Stated goal
Repeat every record exactly, but keep images out of the copy.

Collected data entries
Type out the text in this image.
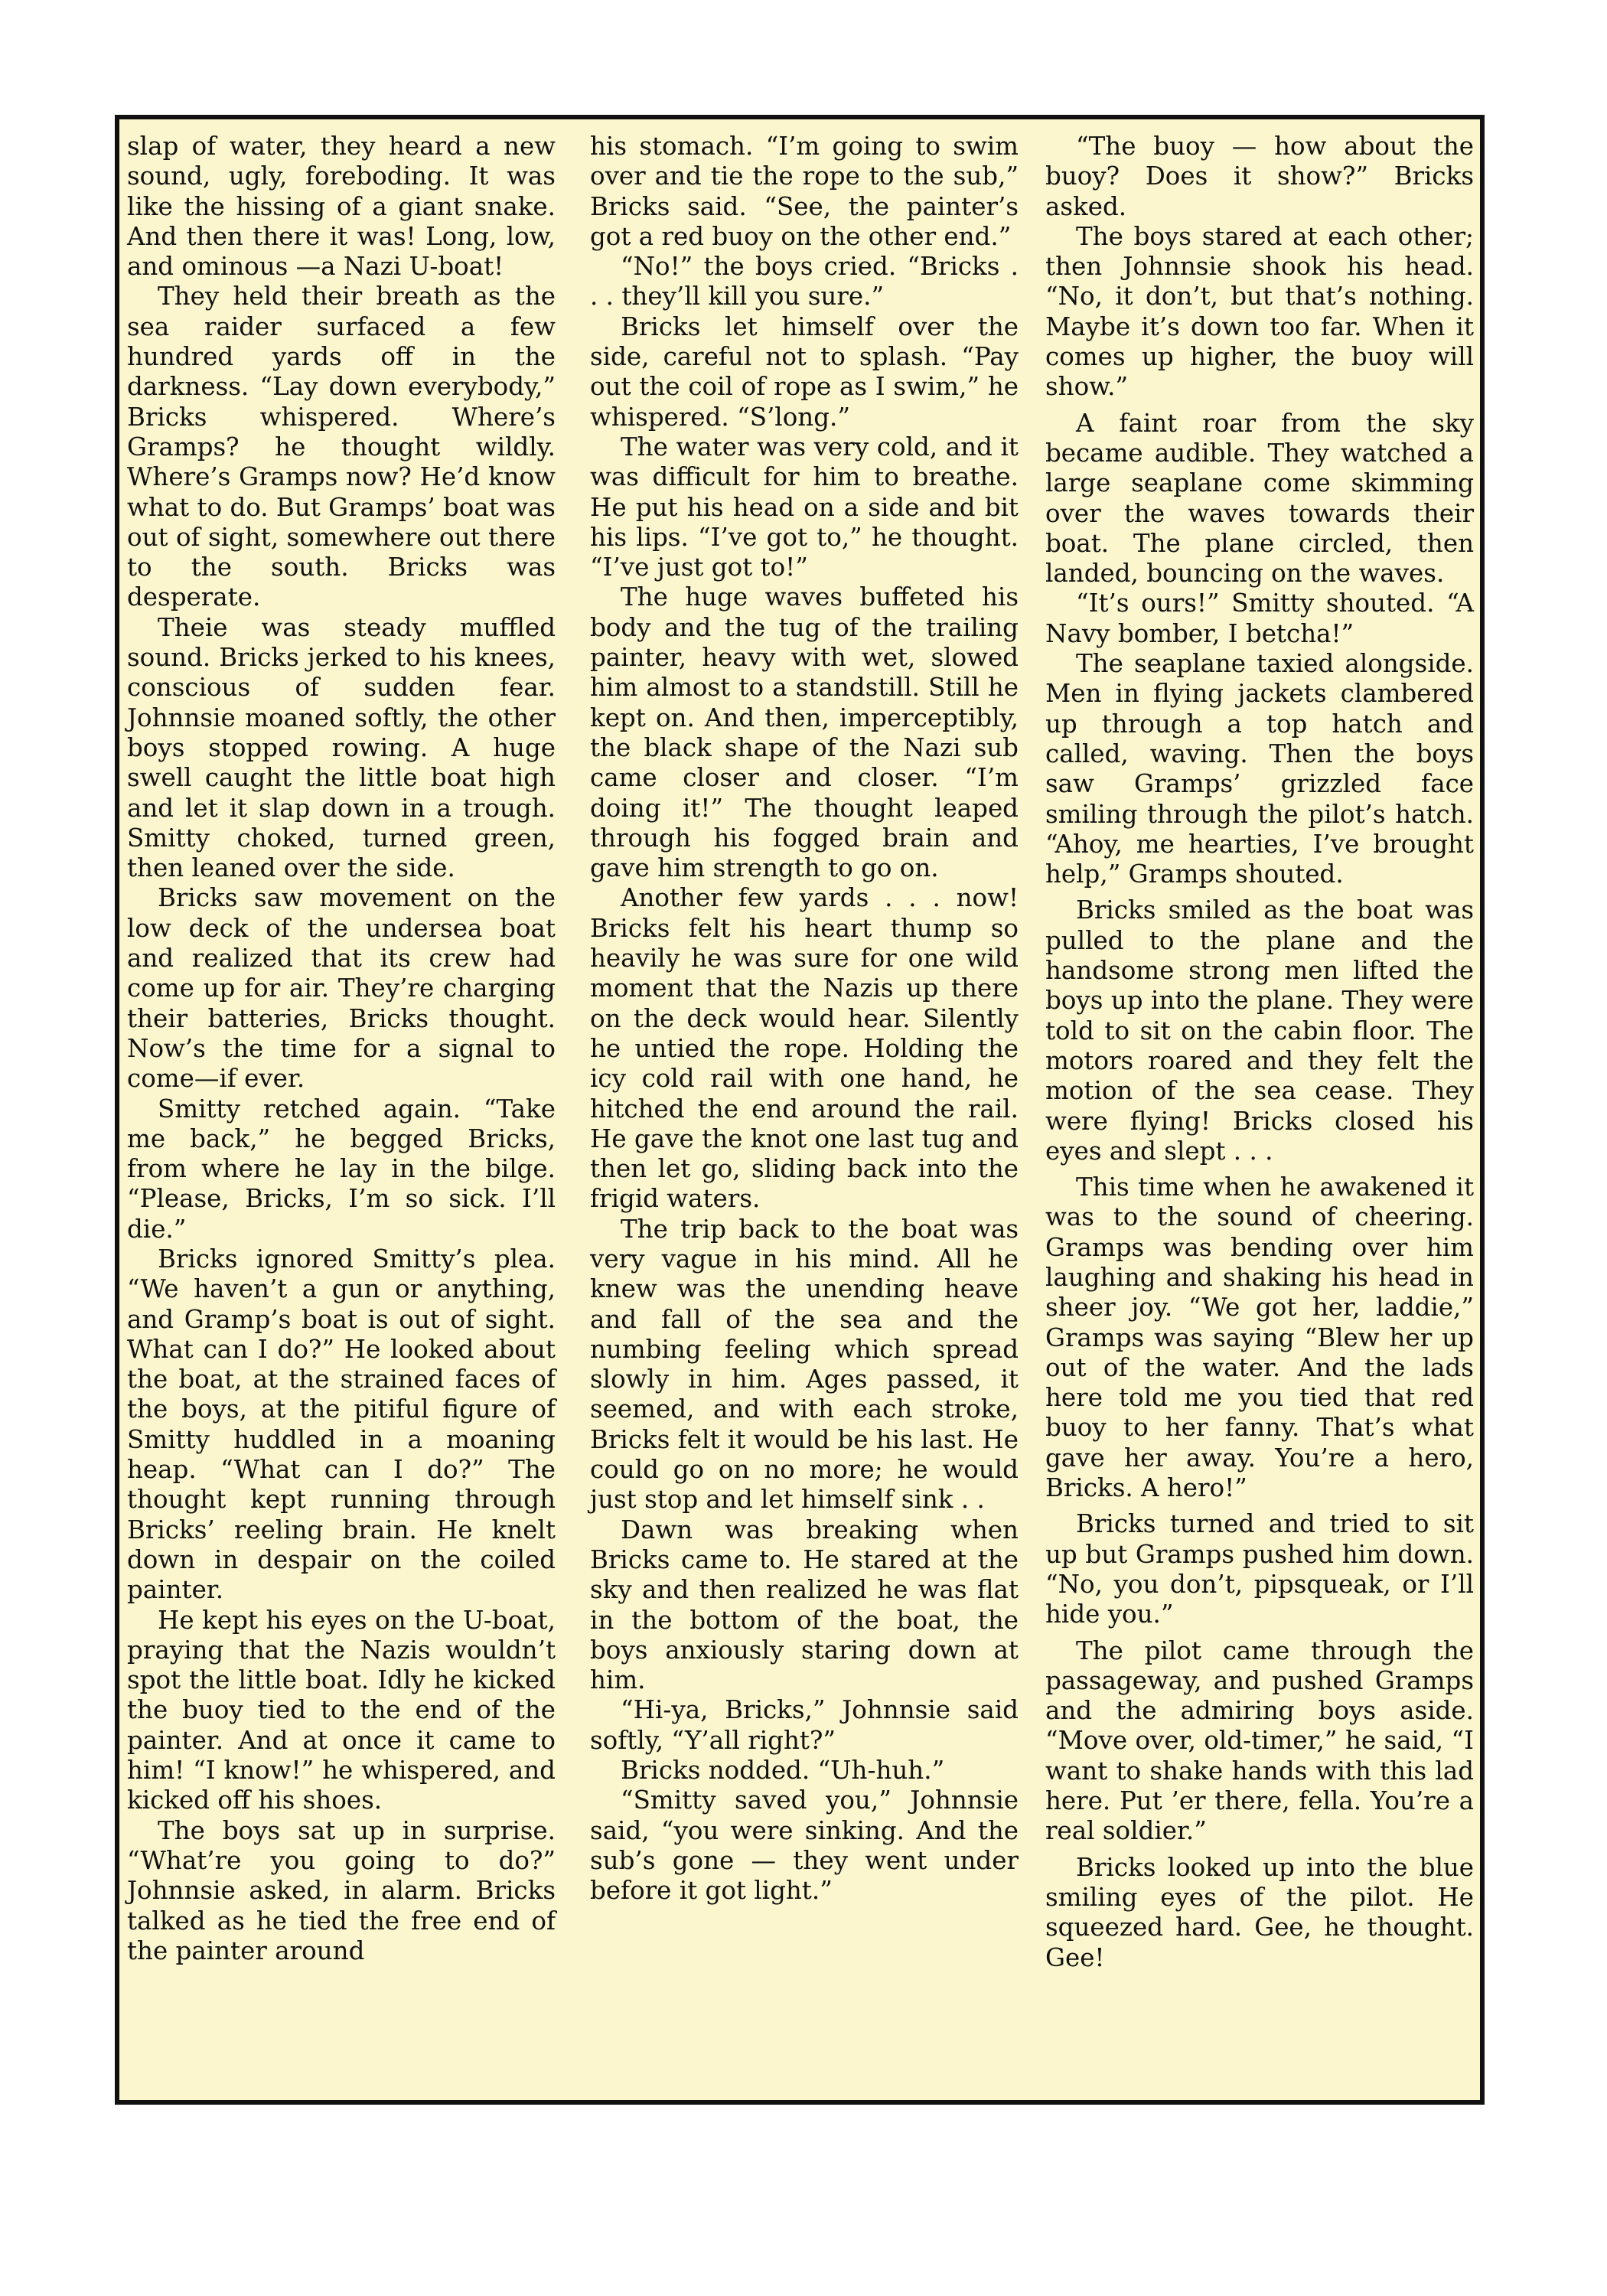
slap of water, they heard a new sound, ugly, foreboding. It was like the hissing of a giant snake. And then there it was! Long, low, and ominous —a Nazi U-boat!

They held their breath as the sea raider surfaced a few hundred yards off in the darkness. “Lay down everybody,” Bricks whispered. Where’s Gramps? he thought wildly. Where’s Gramps now? He’d know what to do. But Gramps’ boat was out of sight, somewhere out there to the south. Bricks was desperate.

Theie was steady muffled sound. Bricks jerked to his knees, conscious of sudden fear. Johnnsie moaned softly, the other boys stopped rowing. A huge swell caught the little boat high and let it slap down in a trough. Smitty choked, turned green, then leaned over the side.

Bricks saw movement on the low deck of the undersea boat and realized that its crew had come up for air. They’re charging their batteries, Bricks thought. Now’s the time for a signal to come—if ever.

Smitty retched again. “Take me back,” he begged Bricks, from where he lay in the bilge. “Please, Bricks, I’m so sick. I’ll die.”

Bricks ignored Smitty’s plea. “We haven’t a gun or anything, and Gramp’s boat is out of sight. What can I do?” He looked about the boat, at the strained faces of the boys, at the pitiful figure of Smitty huddled in a moaning heap. “What can I do?” The thought kept running through Bricks’ reeling brain. He knelt down in despair on the coiled painter.

He kept his eyes on the U-boat, praying that the Nazis wouldn’t spot the little boat. Idly he kicked the buoy tied to the end of the painter. And at once it came to him! “I know!” he whispered, and kicked off his shoes.

The boys sat up in surprise. “What’re you going to do?” Johnnsie asked, in alarm. Bricks talked as he tied the free end of the painter around

his stomach. “I’m going to swim over and tie the rope to the sub,” Bricks said. “See, the painter’s got a red buoy on the other end.”

“No!” the boys cried. “Bricks . . . they’ll kill you sure.”

Bricks let himself over the side, careful not to splash. “Pay out the coil of rope as I swim,” he whispered. “S’long.”

The water was very cold, and it was difficult for him to breathe. He put his head on a side and bit his lips. “I’ve got to,” he thought. “I’ve just got to!”

The huge waves buffeted his body and the tug of the trailing painter, heavy with wet, slowed him almost to a standstill. Still he kept on. And then, imperceptibly, the black shape of the Nazi sub came closer and closer. “I’m doing it!” The thought leaped through his fogged brain and gave him strength to go on.

Another few yards . . . now! Bricks felt his heart thump so heavily he was sure for one wild moment that the Nazis up there on the deck would hear. Silently he untied the rope. Holding the icy cold rail with one hand, he hitched the end around the rail. He gave the knot one last tug and then let go, sliding back into the frigid waters.

The trip back to the boat was very vague in his mind. All he knew was the unending heave and fall of the sea and the numbing feeling which spread slowly in him. Ages passed, it seemed, and with each stroke, Bricks felt it would be his last. He could go on no more; he would just stop and let himself sink . .

Dawn was breaking when Bricks came to. He stared at the sky and then realized he was flat in the bottom of the boat, the boys anxiously staring down at him.

“Hi-ya, Bricks,” Johnnsie said softly, “Y’all right?”

Bricks nodded. “Uh-huh.”

“Smitty saved you,” Johnnsie said, “you were sinking. And the sub’s gone — they went under before it got light.”

“The buoy — how about the buoy? Does it show?” Bricks asked.

The boys stared at each other; then Johnnsie shook his head. “No, it don’t, but that’s nothing. Maybe it’s down too far. When it comes up higher, the buoy will show.”

A faint roar from the sky became audible. They watched a large seaplane come skimming over the waves towards their boat. The plane circled, then landed, bouncing on the waves.

“It’s ours!” Smitty shouted. “A Navy bomber, I betcha!”

The seaplane taxied alongside. Men in flying jackets clambered up through a top hatch and called, waving. Then the boys saw Gramps’ grizzled face smiling through the pilot’s hatch. “Ahoy, me hearties, I’ve brought help,” Gramps shouted.

Bricks smiled as the boat was pulled to the plane and the handsome strong men lifted the boys up into the plane. They were told to sit on the cabin floor. The motors roared and they felt the motion of the sea cease. They were flying! Bricks closed his eyes and slept . . .

This time when he awakened it was to the sound of cheering. Gramps was bending over him laughing and shaking his head in sheer joy. “We got her, laddie,” Gramps was saying “Blew her up out of the water. And the lads here told me you tied that red buoy to her fanny. That’s what gave her away. You’re a hero, Bricks. A hero!”

Bricks turned and tried to sit up but Gramps pushed him down. “No, you don’t, pipsqueak, or I’ll hide you.”

The pilot came through the passageway, and pushed Gramps and the admiring boys aside. “Move over, old-timer,” he said, “I want to shake hands with this lad here. Put ’er there, fella. You’re a real soldier.”

Bricks looked up into the blue smiling eyes of the pilot. He squeezed hard. Gee, he thought. Gee!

Exercise answer
Type out the text in this image.
slap of water, they heard a new sound, ugly, foreboding. It was like the hissing of a giant snake. And then there it was! Long, low, and ominous —a Nazi U-boat!

They held their breath as the sea raider surfaced a few hundred yards off in the darkness. “Lay down everybody,” Bricks whispered. Where’s Gramps? he thought wildly. Where’s Gramps now? He’d know what to do. But Gramps’ boat was out of sight, somewhere out there to the south. Bricks was desperate.

Theie was steady muffled sound. Bricks jerked to his knees, conscious of sudden fear. Johnnsie moaned softly, the other boys stopped rowing. A huge swell caught the little boat high and let it slap down in a trough. Smitty choked, turned green, then leaned over the side.

Bricks saw movement on the low deck of the undersea boat and realized that its crew had come up for air. They’re charging their batteries, Bricks thought. Now’s the time for a signal to come—if ever.

Smitty retched again. “Take me back,” he begged Bricks, from where he lay in the bilge. “Please, Bricks, I’m so sick. I’ll die.”

Bricks ignored Smitty’s plea. “We haven’t a gun or anything, and Gramp’s boat is out of sight. What can I do?” He looked about the boat, at the strained faces of the boys, at the pitiful figure of Smitty huddled in a moaning heap. “What can I do?” The thought kept running through Bricks’ reeling brain. He knelt down in despair on the coiled painter.

He kept his eyes on the U-boat, praying that the Nazis wouldn’t spot the little boat. Idly he kicked the buoy tied to the end of the painter. And at once it came to him! “I know!” he whispered, and kicked off his shoes.

The boys sat up in surprise. “What’re you going to do?” Johnnsie asked, in alarm. Bricks talked as he tied the free end of the painter around

his stomach. “I’m going to swim over and tie the rope to the sub,” Bricks said. “See, the painter’s got a red buoy on the other end.”

“No!” the boys cried. “Bricks . . . they’ll kill you sure.”

Bricks let himself over the side, careful not to splash. “Pay out the coil of rope as I swim,” he whispered. “S’long.”

The water was very cold, and it was difficult for him to breathe. He put his head on a side and bit his lips. “I’ve got to,” he thought. “I’ve just got to!”

The huge waves buffeted his body and the tug of the trailing painter, heavy with wet, slowed him almost to a standstill. Still he kept on. And then, imperceptibly, the black shape of the Nazi sub came closer and closer. “I’m doing it!” The thought leaped through his fogged brain and gave him strength to go on.

Another few yards . . . now! Bricks felt his heart thump so heavily he was sure for one wild moment that the Nazis up there on the deck would hear. Silently he untied the rope. Holding the icy cold rail with one hand, he hitched the end around the rail. He gave the knot one last tug and then let go, sliding back into the frigid waters.

The trip back to the boat was very vague in his mind. All he knew was the unending heave and fall of the sea and the numbing feeling which spread slowly in him. Ages passed, it seemed, and with each stroke, Bricks felt it would be his last. He could go on no more; he would just stop and let himself sink . .

Dawn was breaking when Bricks came to. He stared at the sky and then realized he was flat in the bottom of the boat, the boys anxiously staring down at him.

“Hi-ya, Bricks,” Johnnsie said softly, “Y’all right?”

Bricks nodded. “Uh-huh.”

“Smitty saved you,” Johnnsie said, “you were sinking. And the sub’s gone — they went under before it got light.”

“The buoy — how about the buoy? Does it show?” Bricks asked.

The boys stared at each other; then Johnnsie shook his head. “No, it don’t, but that’s nothing. Maybe it’s down too far. When it comes up higher, the buoy will show.”

A faint roar from the sky became audible. They watched a large seaplane come skimming over the waves towards their boat. The plane circled, then landed, bouncing on the waves.

“It’s ours!” Smitty shouted. “A Navy bomber, I betcha!”

The seaplane taxied alongside. Men in flying jackets clambered up through a top hatch and called, waving. Then the boys saw Gramps’ grizzled face smiling through the pilot’s hatch. “Ahoy, me hearties, I’ve brought help,” Gramps shouted.

Bricks smiled as the boat was pulled to the plane and the handsome strong men lifted the boys up into the plane. They were told to sit on the cabin floor. The motors roared and they felt the motion of the sea cease. They were flying! Bricks closed his eyes and slept . . .

This time when he awakened it was to the sound of cheering. Gramps was bending over him laughing and shaking his head in sheer joy. “We got her, laddie,” Gramps was saying “Blew her up out of the water. And the lads here told me you tied that red buoy to her fanny. That’s what gave her away. You’re a hero, Bricks. A hero!”

Bricks turned and tried to sit up but Gramps pushed him down. “No, you don’t, pipsqueak, or I’ll hide you.”

The pilot came through the passageway, and pushed Gramps and the admiring boys aside. “Move over, old-timer,” he said, “I want to shake hands with this lad here. Put ’er there, fella. You’re a real soldier.”

Bricks looked up into the blue smiling eyes of the pilot. He squeezed hard. Gee, he thought. Gee!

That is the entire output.